--- Requirements ---
What do the lines say from the one containing "Read this page and output its text content." to the end of the records? Restate them word for word, and only those.

## Start Excerpted data

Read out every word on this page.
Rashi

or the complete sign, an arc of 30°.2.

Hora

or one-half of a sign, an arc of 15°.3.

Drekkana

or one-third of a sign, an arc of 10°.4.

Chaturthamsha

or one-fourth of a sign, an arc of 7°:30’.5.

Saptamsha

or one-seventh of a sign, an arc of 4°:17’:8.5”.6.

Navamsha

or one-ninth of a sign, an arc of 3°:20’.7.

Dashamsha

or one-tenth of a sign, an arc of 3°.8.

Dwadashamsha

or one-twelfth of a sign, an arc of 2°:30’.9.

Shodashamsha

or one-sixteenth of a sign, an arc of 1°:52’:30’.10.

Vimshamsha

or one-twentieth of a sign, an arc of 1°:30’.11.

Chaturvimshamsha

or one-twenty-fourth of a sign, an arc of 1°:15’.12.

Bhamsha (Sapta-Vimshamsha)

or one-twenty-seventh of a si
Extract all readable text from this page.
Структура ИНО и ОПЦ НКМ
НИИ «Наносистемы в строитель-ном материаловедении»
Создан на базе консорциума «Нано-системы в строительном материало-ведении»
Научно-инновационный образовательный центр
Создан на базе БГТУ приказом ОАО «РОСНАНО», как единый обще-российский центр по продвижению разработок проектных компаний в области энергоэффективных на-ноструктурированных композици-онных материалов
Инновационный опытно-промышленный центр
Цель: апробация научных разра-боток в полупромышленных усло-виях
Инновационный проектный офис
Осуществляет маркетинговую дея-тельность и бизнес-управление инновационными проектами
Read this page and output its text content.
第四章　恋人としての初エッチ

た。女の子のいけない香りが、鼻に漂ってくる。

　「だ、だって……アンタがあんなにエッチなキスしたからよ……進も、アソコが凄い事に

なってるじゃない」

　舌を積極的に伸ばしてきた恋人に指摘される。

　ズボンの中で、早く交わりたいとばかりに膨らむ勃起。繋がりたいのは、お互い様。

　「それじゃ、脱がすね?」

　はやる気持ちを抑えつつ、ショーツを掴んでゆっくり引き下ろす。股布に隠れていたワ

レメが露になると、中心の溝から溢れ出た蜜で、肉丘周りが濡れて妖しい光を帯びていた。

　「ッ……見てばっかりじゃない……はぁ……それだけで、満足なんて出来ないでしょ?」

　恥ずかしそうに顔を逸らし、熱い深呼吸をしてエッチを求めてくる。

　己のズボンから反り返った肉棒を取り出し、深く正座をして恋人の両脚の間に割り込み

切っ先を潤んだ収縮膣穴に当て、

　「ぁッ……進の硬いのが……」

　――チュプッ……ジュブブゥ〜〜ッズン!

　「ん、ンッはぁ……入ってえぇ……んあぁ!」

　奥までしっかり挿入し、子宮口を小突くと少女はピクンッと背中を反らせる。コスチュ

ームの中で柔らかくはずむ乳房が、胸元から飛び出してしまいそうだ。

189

## End Excerpted data

--- Answer for the task ---
Read this page and output its text content.
第四章　恋人としての初エッチ

た。女の子のいけない香りが、鼻に漂ってくる。

　「だ、だって……アンタがあんなにエッチなキスしたからよ……進も、アソコが凄い事に

なってるじゃない」

　舌を積極的に伸ばしてきた恋人に指摘される。

　ズボンの中で、早く交わりたいとばかりに膨らむ勃起。繋がりたいのは、お互い様。

　「それじゃ、脱がすね?」

　はやる気持ちを抑えつつ、ショーツを掴んでゆっくり引き下ろす。股布に隠れていたワ

レメが露になると、中心の溝から溢れ出た蜜で、肉丘周りが濡れて妖しい光を帯びていた。

　「ッ……見てばっかりじゃない……はぁ……それだけで、満足なんて出来ないでしょ?」

　恥ずかしそうに顔を逸らし、熱い深呼吸をしてエッチを求めてくる。

　己のズボンから反り返った肉棒を取り出し、深く正座をして恋人の両脚の間に割り込み

切っ先を潤んだ収縮膣穴に当て、

　「ぁッ……進の硬いのが……」

　――チュプッ……ジュブブゥ〜〜ッズン!

　「ん、ンッはぁ……入ってえぇ……んあぁ!」

　奥までしっかり挿入し、子宮口を小突くと少女はピクンッと背中を反らせる。コスチュ

ームの中で柔らかくはずむ乳房が、胸元から飛び出してしまいそうだ。

189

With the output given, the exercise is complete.